> THE TASK
Everything in the listing except the pictures should be written out exactly.

> EXCERPTED RECORDS
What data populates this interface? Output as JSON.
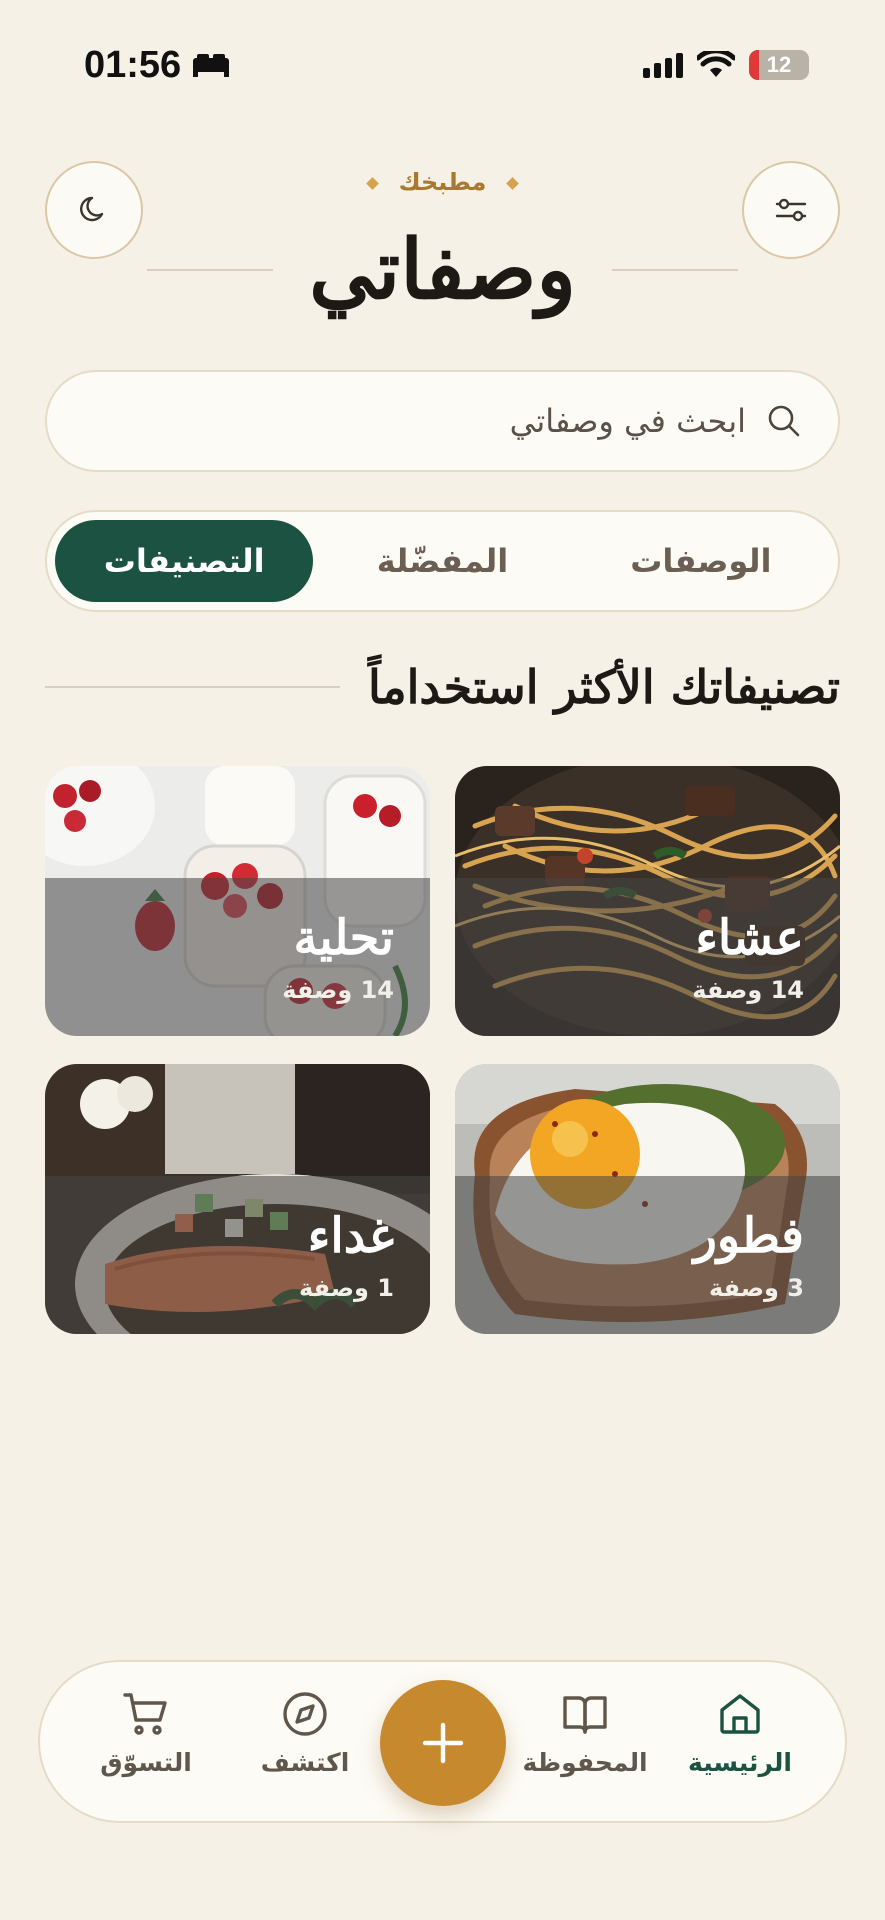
{
  "status_bar": {
    "time": "01:56",
    "battery": "12"
  },
  "header": {
    "kicker": "مطبخك",
    "title": "وصفاتي"
  },
  "search": {
    "placeholder": "ابحث في وصفاتي"
  },
  "tabs": [
    {
      "label": "الوصفات",
      "active": false
    },
    {
      "label": "المفضّلة",
      "active": false
    },
    {
      "label": "التصنيفات",
      "active": true
    }
  ],
  "section": {
    "title": "تصنيفاتك الأكثر استخداماً"
  },
  "categories": [
    {
      "title": "عشاء",
      "count": "14 وصفة",
      "image": "pasta-steak-photo"
    },
    {
      "title": "تحلية",
      "count": "14 وصفة",
      "image": "strawberry-dessert-photo"
    },
    {
      "title": "فطور",
      "count": "3 وصفة",
      "image": "egg-toast-photo"
    },
    {
      "title": "غداء",
      "count": "1 وصفة",
      "image": "salmon-plate-photo"
    }
  ],
  "nav": {
    "home": "الرئيسية",
    "saved": "المحفوظة",
    "explore": "اكتشف",
    "shopping": "التسوّق"
  },
  "colors": {
    "background": "#f6f1e7",
    "primary_green": "#1b5241",
    "accent_gold": "#c6892e"
  }
}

> TASK RESPONSE
What data populates this interface? Output as JSON.
{
  "status_bar": {
    "time": "01:56",
    "battery": "12"
  },
  "header": {
    "kicker": "مطبخك",
    "title": "وصفاتي"
  },
  "search": {
    "placeholder": "ابحث في وصفاتي"
  },
  "tabs": [
    {
      "label": "الوصفات",
      "active": false
    },
    {
      "label": "المفضّلة",
      "active": false
    },
    {
      "label": "التصنيفات",
      "active": true
    }
  ],
  "section": {
    "title": "تصنيفاتك الأكثر استخداماً"
  },
  "categories": [
    {
      "title": "عشاء",
      "count": "14 وصفة",
      "image": "pasta-steak-photo"
    },
    {
      "title": "تحلية",
      "count": "14 وصفة",
      "image": "strawberry-dessert-photo"
    },
    {
      "title": "فطور",
      "count": "3 وصفة",
      "image": "egg-toast-photo"
    },
    {
      "title": "غداء",
      "count": "1 وصفة",
      "image": "salmon-plate-photo"
    }
  ],
  "nav": {
    "home": "الرئيسية",
    "saved": "المحفوظة",
    "explore": "اكتشف",
    "shopping": "التسوّق"
  },
  "colors": {
    "background": "#f6f1e7",
    "primary_green": "#1b5241",
    "accent_gold": "#c6892e"
  }
}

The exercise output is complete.